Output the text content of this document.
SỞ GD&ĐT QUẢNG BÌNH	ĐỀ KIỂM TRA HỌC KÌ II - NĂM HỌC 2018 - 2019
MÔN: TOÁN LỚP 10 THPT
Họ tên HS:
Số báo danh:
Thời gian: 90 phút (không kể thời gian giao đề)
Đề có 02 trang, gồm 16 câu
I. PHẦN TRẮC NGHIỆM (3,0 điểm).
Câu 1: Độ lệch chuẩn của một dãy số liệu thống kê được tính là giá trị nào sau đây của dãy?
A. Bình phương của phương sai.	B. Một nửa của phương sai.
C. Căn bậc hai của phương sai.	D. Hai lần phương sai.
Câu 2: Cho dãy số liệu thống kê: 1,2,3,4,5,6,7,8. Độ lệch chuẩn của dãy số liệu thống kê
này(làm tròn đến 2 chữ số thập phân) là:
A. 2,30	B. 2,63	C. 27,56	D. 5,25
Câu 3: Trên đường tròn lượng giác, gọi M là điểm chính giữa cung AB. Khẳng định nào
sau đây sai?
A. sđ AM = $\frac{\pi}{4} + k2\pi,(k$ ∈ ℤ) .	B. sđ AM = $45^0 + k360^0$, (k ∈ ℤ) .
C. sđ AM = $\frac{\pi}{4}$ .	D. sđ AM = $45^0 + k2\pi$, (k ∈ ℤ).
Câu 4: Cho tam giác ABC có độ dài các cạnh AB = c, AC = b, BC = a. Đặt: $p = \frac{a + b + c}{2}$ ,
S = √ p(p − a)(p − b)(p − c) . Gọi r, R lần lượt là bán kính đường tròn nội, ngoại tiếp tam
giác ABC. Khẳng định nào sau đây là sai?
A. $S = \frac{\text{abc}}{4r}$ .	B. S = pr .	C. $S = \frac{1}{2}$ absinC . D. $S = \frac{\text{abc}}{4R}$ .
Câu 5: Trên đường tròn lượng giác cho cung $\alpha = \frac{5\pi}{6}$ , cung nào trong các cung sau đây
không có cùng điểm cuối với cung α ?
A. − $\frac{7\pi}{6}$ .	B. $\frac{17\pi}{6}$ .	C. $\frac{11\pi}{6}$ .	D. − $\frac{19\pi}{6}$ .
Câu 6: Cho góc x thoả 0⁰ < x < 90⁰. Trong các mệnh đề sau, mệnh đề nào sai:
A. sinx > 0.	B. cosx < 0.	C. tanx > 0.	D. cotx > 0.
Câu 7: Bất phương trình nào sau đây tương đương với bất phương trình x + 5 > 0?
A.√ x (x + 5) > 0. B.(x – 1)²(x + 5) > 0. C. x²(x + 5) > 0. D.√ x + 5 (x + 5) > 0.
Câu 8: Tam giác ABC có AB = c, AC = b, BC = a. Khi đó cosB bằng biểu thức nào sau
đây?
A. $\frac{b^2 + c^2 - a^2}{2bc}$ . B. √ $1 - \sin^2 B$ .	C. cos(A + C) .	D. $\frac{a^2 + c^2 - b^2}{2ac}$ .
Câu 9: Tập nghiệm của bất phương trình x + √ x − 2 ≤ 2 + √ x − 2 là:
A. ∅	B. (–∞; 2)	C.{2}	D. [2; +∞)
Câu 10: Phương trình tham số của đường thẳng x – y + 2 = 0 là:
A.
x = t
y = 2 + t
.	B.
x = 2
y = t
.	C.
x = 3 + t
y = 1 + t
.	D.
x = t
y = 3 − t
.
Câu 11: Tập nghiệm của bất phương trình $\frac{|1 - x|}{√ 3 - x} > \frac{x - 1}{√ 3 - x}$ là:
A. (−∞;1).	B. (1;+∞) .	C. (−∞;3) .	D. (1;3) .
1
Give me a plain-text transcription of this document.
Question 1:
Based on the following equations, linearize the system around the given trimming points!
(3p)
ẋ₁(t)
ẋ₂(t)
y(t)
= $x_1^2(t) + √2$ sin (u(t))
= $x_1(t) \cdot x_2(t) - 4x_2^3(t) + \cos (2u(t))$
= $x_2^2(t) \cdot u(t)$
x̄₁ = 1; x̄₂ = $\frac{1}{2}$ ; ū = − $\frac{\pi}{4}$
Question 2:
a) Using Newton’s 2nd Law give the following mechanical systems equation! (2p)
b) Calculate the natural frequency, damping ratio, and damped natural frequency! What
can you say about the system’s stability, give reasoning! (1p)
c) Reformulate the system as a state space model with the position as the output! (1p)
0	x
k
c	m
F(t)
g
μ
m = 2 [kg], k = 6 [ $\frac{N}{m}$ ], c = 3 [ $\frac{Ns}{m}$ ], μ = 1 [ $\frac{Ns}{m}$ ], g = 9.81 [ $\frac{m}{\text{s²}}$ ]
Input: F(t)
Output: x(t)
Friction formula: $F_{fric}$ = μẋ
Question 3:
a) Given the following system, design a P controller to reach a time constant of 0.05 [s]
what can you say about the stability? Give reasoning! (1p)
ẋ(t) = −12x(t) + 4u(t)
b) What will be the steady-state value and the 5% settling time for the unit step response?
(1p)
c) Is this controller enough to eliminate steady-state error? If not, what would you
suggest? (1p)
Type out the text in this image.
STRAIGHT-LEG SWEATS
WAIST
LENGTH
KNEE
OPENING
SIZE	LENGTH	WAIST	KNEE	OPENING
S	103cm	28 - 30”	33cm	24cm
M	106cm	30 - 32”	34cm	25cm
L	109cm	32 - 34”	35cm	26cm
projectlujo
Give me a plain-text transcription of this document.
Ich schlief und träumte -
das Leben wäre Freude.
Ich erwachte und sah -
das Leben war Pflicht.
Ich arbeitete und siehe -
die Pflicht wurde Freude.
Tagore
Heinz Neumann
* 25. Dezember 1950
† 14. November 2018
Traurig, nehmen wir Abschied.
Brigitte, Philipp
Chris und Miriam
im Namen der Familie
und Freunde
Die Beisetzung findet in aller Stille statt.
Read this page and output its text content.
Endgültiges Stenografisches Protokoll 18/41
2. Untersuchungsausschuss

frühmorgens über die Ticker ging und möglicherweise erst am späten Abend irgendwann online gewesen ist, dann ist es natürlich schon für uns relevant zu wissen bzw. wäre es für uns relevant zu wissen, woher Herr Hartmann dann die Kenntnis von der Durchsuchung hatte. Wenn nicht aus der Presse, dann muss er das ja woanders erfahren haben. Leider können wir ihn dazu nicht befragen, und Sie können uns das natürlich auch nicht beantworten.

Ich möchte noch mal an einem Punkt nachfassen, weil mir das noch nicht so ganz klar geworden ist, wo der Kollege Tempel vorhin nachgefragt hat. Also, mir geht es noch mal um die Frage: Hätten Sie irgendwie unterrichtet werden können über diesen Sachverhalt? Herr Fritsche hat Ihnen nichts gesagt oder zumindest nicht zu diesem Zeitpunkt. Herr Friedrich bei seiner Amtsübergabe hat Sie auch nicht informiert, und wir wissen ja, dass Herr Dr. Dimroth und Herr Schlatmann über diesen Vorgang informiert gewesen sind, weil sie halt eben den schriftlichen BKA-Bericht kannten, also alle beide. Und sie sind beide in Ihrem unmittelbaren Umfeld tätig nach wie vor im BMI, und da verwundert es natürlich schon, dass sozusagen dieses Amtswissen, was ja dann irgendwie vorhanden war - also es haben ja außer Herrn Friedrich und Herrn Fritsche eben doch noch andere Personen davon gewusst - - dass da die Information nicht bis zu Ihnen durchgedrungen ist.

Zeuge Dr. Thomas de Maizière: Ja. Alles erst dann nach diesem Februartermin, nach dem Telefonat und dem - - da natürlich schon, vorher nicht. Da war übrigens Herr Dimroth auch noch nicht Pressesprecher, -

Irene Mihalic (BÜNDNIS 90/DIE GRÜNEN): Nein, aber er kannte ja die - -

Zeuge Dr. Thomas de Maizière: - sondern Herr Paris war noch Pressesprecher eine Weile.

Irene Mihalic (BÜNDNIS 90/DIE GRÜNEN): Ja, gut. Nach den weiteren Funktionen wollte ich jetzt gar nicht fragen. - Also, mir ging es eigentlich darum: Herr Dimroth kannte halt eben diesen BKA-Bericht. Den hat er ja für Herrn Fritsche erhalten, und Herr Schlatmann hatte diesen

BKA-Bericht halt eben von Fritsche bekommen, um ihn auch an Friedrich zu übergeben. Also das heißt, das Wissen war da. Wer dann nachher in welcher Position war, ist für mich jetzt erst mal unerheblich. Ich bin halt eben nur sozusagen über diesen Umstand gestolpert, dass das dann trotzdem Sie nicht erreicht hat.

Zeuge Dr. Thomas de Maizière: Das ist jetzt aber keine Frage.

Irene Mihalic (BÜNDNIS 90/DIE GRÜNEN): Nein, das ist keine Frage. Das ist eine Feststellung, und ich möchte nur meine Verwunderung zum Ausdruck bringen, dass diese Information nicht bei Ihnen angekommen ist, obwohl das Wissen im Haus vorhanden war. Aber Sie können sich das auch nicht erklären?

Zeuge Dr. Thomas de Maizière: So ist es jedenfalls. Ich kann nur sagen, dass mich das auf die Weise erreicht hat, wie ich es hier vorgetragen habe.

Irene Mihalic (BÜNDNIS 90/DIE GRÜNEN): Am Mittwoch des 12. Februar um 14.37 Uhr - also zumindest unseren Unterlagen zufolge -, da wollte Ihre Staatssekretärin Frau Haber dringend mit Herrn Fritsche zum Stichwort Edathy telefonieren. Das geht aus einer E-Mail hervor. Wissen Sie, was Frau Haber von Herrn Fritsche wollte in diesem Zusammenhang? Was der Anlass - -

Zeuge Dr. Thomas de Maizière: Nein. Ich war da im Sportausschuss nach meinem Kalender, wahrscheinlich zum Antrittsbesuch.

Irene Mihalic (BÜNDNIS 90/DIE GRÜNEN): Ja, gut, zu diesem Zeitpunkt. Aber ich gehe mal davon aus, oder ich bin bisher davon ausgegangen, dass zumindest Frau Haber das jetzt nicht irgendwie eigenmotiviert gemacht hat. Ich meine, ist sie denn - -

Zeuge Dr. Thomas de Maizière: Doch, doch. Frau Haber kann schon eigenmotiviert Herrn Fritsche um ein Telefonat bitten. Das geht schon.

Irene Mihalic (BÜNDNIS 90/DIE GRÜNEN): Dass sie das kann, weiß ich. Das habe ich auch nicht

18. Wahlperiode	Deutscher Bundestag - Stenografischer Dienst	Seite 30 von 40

GIVEN EXERCISE
Give the count of lines holding the word "Pflicht" and nothing more.

SOLUTION
2